- **Given request**:
Below are records; state how many of their lines hold the word "Power", and give only the figure.

- **Extracted entries**:
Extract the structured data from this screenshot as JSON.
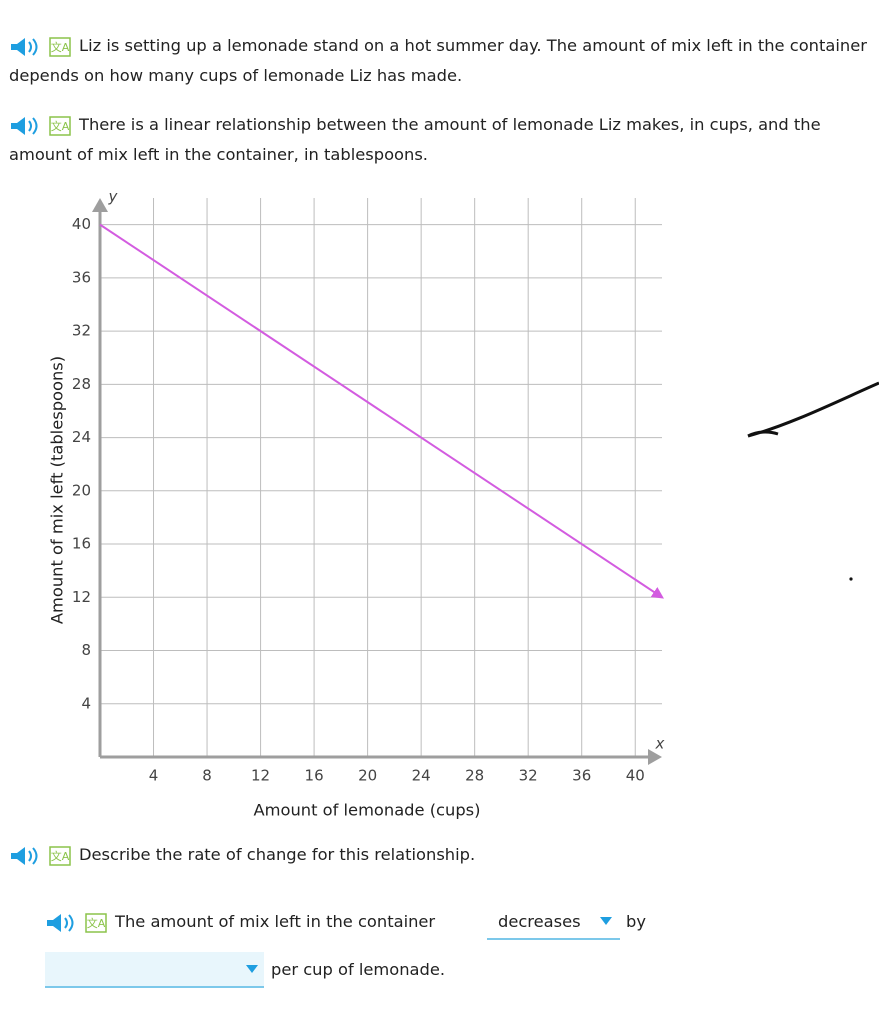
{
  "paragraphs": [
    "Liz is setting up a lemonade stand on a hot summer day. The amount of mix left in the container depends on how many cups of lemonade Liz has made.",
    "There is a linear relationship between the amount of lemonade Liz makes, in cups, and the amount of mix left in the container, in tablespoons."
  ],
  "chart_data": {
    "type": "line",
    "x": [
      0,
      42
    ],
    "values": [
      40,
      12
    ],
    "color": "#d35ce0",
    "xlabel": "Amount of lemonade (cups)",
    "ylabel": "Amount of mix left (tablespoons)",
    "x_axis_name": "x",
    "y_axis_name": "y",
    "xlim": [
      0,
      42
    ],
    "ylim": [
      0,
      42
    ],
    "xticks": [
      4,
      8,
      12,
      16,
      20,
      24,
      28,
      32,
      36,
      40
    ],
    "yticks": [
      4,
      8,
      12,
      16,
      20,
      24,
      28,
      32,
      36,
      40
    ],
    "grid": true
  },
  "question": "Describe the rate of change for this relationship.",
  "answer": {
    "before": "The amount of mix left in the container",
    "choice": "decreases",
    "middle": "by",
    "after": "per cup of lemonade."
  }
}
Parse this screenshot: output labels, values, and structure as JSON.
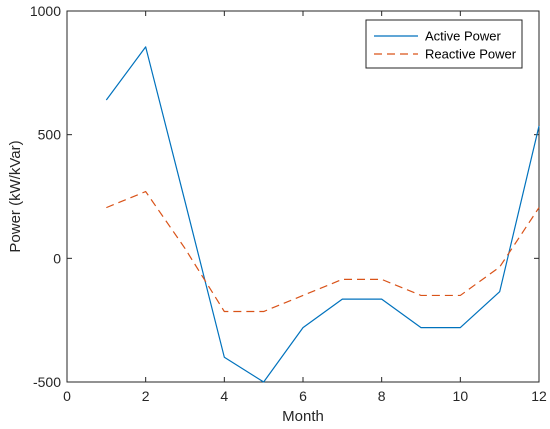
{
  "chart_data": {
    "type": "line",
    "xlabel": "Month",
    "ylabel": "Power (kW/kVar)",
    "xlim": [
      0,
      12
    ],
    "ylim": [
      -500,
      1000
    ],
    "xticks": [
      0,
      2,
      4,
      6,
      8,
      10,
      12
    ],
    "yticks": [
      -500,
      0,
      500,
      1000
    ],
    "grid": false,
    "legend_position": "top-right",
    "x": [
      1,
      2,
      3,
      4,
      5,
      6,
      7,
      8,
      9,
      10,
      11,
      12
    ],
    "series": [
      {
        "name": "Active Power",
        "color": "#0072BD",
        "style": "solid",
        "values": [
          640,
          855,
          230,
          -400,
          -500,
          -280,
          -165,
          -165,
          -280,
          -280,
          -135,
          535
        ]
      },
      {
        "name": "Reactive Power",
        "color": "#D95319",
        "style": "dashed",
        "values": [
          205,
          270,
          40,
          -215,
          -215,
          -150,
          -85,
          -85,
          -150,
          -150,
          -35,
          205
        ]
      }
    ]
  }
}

- **Reply**:
3